*Problem details*: Work out the number of lines with "name" in them. Reply with that number and no other words.

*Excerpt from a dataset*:
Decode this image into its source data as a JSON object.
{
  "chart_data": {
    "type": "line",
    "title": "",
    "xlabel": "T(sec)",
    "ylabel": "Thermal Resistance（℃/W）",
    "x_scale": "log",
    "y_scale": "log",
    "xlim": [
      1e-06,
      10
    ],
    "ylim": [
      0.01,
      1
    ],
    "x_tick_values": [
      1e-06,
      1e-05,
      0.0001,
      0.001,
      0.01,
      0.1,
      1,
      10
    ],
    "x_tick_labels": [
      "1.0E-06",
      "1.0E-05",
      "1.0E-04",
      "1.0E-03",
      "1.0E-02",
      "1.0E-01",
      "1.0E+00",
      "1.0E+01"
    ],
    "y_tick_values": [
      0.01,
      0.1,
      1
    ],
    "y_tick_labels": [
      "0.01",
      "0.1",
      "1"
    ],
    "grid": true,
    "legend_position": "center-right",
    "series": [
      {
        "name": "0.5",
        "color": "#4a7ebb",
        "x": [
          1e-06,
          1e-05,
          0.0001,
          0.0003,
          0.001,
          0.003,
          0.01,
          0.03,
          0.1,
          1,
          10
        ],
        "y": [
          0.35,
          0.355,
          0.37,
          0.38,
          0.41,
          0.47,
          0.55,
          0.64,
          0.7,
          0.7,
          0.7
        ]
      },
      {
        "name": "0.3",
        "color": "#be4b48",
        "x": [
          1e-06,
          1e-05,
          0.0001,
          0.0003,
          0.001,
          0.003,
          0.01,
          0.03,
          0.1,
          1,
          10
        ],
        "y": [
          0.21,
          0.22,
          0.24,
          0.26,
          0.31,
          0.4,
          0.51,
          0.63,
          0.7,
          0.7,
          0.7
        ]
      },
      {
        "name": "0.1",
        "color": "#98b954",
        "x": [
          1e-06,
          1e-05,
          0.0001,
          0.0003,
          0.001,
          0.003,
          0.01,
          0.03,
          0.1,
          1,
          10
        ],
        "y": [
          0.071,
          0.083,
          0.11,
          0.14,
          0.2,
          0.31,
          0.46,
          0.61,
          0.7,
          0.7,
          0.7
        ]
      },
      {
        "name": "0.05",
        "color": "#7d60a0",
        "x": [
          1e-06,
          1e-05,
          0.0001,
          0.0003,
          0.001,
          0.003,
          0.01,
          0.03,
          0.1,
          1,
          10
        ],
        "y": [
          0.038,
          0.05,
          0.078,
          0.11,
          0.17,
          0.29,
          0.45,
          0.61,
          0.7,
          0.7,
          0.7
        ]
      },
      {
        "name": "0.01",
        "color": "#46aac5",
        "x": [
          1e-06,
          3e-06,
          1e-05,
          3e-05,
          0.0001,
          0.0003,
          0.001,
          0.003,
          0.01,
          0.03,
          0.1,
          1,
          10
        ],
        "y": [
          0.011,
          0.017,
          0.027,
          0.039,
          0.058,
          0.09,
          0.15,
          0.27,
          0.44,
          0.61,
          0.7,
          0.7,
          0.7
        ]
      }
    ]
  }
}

*Answer to this task*: 5